--- Start Records supplied ---

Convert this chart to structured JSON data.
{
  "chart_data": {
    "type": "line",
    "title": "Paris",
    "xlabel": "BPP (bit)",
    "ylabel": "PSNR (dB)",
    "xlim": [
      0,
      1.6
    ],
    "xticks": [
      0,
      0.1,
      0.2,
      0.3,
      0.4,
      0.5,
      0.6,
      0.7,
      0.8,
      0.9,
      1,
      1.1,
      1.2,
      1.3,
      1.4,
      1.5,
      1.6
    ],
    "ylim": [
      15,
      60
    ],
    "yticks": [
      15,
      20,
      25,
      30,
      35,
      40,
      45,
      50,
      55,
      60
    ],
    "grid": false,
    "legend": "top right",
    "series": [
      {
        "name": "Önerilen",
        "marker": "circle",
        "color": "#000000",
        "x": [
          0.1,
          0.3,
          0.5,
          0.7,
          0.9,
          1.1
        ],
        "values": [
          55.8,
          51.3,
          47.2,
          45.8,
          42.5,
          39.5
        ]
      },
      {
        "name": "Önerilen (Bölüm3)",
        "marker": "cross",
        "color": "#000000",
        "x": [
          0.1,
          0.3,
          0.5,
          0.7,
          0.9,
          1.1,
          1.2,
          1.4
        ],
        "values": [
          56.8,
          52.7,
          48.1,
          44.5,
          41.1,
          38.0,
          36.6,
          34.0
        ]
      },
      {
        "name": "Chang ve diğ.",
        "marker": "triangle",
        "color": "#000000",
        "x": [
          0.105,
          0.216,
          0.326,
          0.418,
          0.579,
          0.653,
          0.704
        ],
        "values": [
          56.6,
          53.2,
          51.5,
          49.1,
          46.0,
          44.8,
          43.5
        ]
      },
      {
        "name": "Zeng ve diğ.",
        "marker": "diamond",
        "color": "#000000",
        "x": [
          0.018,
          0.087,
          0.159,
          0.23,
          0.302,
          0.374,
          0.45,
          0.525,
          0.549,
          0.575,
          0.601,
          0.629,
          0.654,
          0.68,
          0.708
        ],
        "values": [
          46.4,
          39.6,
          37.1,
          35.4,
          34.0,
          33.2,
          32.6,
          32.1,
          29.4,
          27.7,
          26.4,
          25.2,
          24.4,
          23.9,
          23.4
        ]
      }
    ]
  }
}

--- End Records supplied ---

Your goal
Every record above must be duplicated exactly.

Exercise response
Convert this chart to structured JSON data.
{
  "chart_data": {
    "type": "line",
    "title": "Paris",
    "xlabel": "BPP (bit)",
    "ylabel": "PSNR (dB)",
    "xlim": [
      0,
      1.6
    ],
    "xticks": [
      0,
      0.1,
      0.2,
      0.3,
      0.4,
      0.5,
      0.6,
      0.7,
      0.8,
      0.9,
      1,
      1.1,
      1.2,
      1.3,
      1.4,
      1.5,
      1.6
    ],
    "ylim": [
      15,
      60
    ],
    "yticks": [
      15,
      20,
      25,
      30,
      35,
      40,
      45,
      50,
      55,
      60
    ],
    "grid": false,
    "legend": "top right",
    "series": [
      {
        "name": "Önerilen",
        "marker": "circle",
        "color": "#000000",
        "x": [
          0.1,
          0.3,
          0.5,
          0.7,
          0.9,
          1.1
        ],
        "values": [
          55.8,
          51.3,
          47.2,
          45.8,
          42.5,
          39.5
        ]
      },
      {
        "name": "Önerilen (Bölüm3)",
        "marker": "cross",
        "color": "#000000",
        "x": [
          0.1,
          0.3,
          0.5,
          0.7,
          0.9,
          1.1,
          1.2,
          1.4
        ],
        "values": [
          56.8,
          52.7,
          48.1,
          44.5,
          41.1,
          38.0,
          36.6,
          34.0
        ]
      },
      {
        "name": "Chang ve diğ.",
        "marker": "triangle",
        "color": "#000000",
        "x": [
          0.105,
          0.216,
          0.326,
          0.418,
          0.579,
          0.653,
          0.704
        ],
        "values": [
          56.6,
          53.2,
          51.5,
          49.1,
          46.0,
          44.8,
          43.5
        ]
      },
      {
        "name": "Zeng ve diğ.",
        "marker": "diamond",
        "color": "#000000",
        "x": [
          0.018,
          0.087,
          0.159,
          0.23,
          0.302,
          0.374,
          0.45,
          0.525,
          0.549,
          0.575,
          0.601,
          0.629,
          0.654,
          0.68,
          0.708
        ],
        "values": [
          46.4,
          39.6,
          37.1,
          35.4,
          34.0,
          33.2,
          32.6,
          32.1,
          29.4,
          27.7,
          26.4,
          25.2,
          24.4,
          23.9,
          23.4
        ]
      }
    ]
  }
}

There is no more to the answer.